*Goal of the exercise*
Lines that include the word "times" are the ones to copy.

*Records for processing*

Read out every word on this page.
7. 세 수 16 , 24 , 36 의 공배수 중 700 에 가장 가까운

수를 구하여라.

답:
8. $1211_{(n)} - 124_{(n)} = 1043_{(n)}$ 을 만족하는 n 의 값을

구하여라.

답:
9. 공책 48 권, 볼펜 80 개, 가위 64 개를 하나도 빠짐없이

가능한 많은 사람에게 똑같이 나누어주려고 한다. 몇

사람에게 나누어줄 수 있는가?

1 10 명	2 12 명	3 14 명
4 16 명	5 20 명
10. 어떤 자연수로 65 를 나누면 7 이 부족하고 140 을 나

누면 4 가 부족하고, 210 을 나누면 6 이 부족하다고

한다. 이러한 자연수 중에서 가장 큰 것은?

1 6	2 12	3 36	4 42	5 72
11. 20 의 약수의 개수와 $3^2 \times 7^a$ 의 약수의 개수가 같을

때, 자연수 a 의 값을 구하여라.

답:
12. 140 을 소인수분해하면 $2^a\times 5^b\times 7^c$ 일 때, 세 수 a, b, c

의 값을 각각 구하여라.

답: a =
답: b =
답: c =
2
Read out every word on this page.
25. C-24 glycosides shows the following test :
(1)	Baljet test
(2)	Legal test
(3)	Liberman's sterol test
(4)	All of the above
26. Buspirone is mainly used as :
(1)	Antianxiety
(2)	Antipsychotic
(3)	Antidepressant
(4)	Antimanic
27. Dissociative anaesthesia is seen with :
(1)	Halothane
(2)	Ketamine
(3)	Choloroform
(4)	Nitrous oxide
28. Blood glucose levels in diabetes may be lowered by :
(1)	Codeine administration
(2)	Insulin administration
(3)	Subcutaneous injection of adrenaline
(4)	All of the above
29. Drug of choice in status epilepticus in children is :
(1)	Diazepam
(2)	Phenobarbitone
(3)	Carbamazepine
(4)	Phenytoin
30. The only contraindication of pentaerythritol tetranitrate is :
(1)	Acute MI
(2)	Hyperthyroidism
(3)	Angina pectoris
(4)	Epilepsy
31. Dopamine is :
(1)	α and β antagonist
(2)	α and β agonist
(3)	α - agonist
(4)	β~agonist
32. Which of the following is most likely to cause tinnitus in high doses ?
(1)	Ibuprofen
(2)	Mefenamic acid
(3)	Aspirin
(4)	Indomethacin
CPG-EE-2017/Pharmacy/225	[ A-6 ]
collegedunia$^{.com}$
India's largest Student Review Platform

*Written solution*
11. 20 의 약수의 개수와 $3^2 \times 7^a$ 의 약수의 개수가 같을
12. 140 을 소인수분해하면 $2^a\times 5^b\times 7^c$ 일 때, 세 수 a, b, c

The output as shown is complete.